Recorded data
[Begin]
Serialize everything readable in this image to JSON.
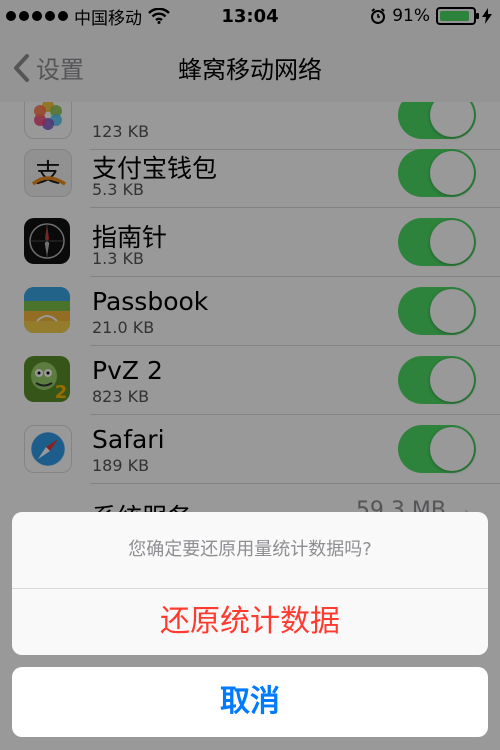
{
  "status_bar": {
    "carrier": "中国移动",
    "time": "13:04",
    "battery_percent": "91%",
    "battery_level": 0.91,
    "signal_icon": "signal-dots-icon",
    "wifi_icon": "wifi-icon",
    "alarm_icon": "alarm-icon",
    "charging_icon": "bolt-icon"
  },
  "nav": {
    "back_label": "设置",
    "title": "蜂窝移动网络"
  },
  "apps": [
    {
      "name": "",
      "size": "123 KB",
      "icon": "photos-icon",
      "enabled": true
    },
    {
      "name": "支付宝钱包",
      "size": "5.3 KB",
      "icon": "alipay-icon",
      "enabled": true
    },
    {
      "name": "指南针",
      "size": "1.3 KB",
      "icon": "compass-icon",
      "enabled": true
    },
    {
      "name": "Passbook",
      "size": "21.0 KB",
      "icon": "passbook-icon",
      "enabled": true
    },
    {
      "name": "PvZ 2",
      "size": "823 KB",
      "icon": "pvz-icon",
      "enabled": true
    },
    {
      "name": "Safari",
      "size": "189 KB",
      "icon": "safari-icon",
      "enabled": true
    }
  ],
  "system_services": {
    "label": "系统服务",
    "value": "59.3 MB"
  },
  "action_sheet": {
    "message": "您确定要还原用量统计数据吗?",
    "action_label": "还原统计数据",
    "cancel_label": "取消"
  },
  "colors": {
    "accent": "#007aff",
    "destructive": "#ff3b30",
    "switch_on": "#4cd964"
  }
}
[End]
Repeat the records word for word. Any picture in them should be left out.

# [Reply to the task]
Serialize everything readable in this image to JSON.
{
  "status_bar": {
    "carrier": "中国移动",
    "time": "13:04",
    "battery_percent": "91%",
    "battery_level": 0.91,
    "signal_icon": "signal-dots-icon",
    "wifi_icon": "wifi-icon",
    "alarm_icon": "alarm-icon",
    "charging_icon": "bolt-icon"
  },
  "nav": {
    "back_label": "设置",
    "title": "蜂窝移动网络"
  },
  "apps": [
    {
      "name": "",
      "size": "123 KB",
      "icon": "photos-icon",
      "enabled": true
    },
    {
      "name": "支付宝钱包",
      "size": "5.3 KB",
      "icon": "alipay-icon",
      "enabled": true
    },
    {
      "name": "指南针",
      "size": "1.3 KB",
      "icon": "compass-icon",
      "enabled": true
    },
    {
      "name": "Passbook",
      "size": "21.0 KB",
      "icon": "passbook-icon",
      "enabled": true
    },
    {
      "name": "PvZ 2",
      "size": "823 KB",
      "icon": "pvz-icon",
      "enabled": true
    },
    {
      "name": "Safari",
      "size": "189 KB",
      "icon": "safari-icon",
      "enabled": true
    }
  ],
  "system_services": {
    "label": "系统服务",
    "value": "59.3 MB"
  },
  "action_sheet": {
    "message": "您确定要还原用量统计数据吗?",
    "action_label": "还原统计数据",
    "cancel_label": "取消"
  },
  "colors": {
    "accent": "#007aff",
    "destructive": "#ff3b30",
    "switch_on": "#4cd964"
  }
}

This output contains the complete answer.